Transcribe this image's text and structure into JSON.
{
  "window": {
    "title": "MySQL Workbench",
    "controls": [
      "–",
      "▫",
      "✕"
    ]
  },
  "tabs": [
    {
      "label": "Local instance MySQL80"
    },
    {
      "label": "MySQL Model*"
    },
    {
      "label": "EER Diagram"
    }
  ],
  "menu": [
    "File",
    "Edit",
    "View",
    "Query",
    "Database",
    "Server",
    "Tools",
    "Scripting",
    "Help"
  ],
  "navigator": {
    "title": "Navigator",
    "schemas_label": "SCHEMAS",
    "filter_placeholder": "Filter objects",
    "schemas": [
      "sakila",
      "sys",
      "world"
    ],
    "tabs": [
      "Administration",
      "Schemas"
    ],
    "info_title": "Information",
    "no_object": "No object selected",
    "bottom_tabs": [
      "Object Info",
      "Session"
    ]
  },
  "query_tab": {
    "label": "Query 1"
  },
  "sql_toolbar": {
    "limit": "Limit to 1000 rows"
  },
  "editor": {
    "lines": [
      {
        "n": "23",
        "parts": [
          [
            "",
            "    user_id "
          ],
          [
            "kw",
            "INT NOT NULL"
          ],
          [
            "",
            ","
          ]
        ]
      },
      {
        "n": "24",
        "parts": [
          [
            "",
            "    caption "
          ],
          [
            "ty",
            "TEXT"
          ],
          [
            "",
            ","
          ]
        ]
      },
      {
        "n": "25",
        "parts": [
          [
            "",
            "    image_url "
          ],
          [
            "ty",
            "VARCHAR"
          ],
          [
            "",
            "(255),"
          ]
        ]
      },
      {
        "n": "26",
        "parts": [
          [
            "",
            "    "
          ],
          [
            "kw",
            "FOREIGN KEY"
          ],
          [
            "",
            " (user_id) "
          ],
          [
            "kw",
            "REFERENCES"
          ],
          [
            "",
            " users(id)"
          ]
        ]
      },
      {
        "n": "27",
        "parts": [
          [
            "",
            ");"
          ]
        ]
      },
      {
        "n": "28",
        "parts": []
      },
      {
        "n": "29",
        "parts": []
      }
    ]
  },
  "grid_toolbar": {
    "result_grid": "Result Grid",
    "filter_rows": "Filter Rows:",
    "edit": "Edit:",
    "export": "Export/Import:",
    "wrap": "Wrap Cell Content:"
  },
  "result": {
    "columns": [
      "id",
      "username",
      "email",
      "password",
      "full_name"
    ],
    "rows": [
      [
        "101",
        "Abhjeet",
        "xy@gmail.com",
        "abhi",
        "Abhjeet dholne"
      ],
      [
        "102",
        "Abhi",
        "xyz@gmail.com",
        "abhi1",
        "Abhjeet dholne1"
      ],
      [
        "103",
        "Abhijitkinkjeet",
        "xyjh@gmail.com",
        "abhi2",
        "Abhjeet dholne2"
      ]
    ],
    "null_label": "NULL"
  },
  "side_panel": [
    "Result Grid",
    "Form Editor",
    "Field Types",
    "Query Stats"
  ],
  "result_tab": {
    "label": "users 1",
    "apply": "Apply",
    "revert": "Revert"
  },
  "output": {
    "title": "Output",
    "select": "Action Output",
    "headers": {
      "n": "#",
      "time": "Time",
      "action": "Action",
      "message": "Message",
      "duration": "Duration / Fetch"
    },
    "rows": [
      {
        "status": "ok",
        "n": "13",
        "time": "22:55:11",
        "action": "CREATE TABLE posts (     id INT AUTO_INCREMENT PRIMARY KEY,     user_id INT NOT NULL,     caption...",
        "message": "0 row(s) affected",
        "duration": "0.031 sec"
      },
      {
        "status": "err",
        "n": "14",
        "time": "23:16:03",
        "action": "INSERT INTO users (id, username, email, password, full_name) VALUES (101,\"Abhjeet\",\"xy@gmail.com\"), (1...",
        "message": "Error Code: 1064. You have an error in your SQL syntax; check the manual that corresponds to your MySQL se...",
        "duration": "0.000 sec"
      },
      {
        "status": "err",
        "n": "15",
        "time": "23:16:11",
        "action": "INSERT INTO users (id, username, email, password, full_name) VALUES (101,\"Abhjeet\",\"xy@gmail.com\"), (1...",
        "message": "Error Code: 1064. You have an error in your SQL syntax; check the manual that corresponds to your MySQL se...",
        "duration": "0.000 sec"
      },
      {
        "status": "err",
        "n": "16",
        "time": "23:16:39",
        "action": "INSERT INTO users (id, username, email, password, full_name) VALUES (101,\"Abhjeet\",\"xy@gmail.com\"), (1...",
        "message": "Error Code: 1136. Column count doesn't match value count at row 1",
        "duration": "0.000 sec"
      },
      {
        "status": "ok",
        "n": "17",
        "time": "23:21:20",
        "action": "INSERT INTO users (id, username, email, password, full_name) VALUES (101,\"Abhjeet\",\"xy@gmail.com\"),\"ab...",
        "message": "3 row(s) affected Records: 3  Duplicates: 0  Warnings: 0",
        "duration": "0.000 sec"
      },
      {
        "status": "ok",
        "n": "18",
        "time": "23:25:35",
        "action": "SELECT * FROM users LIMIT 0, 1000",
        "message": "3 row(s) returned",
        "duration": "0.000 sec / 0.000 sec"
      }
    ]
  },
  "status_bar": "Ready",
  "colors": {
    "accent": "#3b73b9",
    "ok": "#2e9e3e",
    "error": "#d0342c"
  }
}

Exercise directions →
Pull out all lines containing "message".

Full solution →
      "message": "Message",
        "message": "0 row(s) affected",
        "message": "Error Code: 1064. You have an error in your SQL syntax; check the manual that corresponds to your MySQL se...",
        "message": "Error Code: 1064. You have an error in your SQL syntax; check the manual that corresponds to your MySQL se...",
        "message": "Error Code: 1136. Column count doesn't match value count at row 1",
        "message": "3 row(s) affected Records: 3  Duplicates: 0  Warnings: 0",
        "message": "3 row(s) returned",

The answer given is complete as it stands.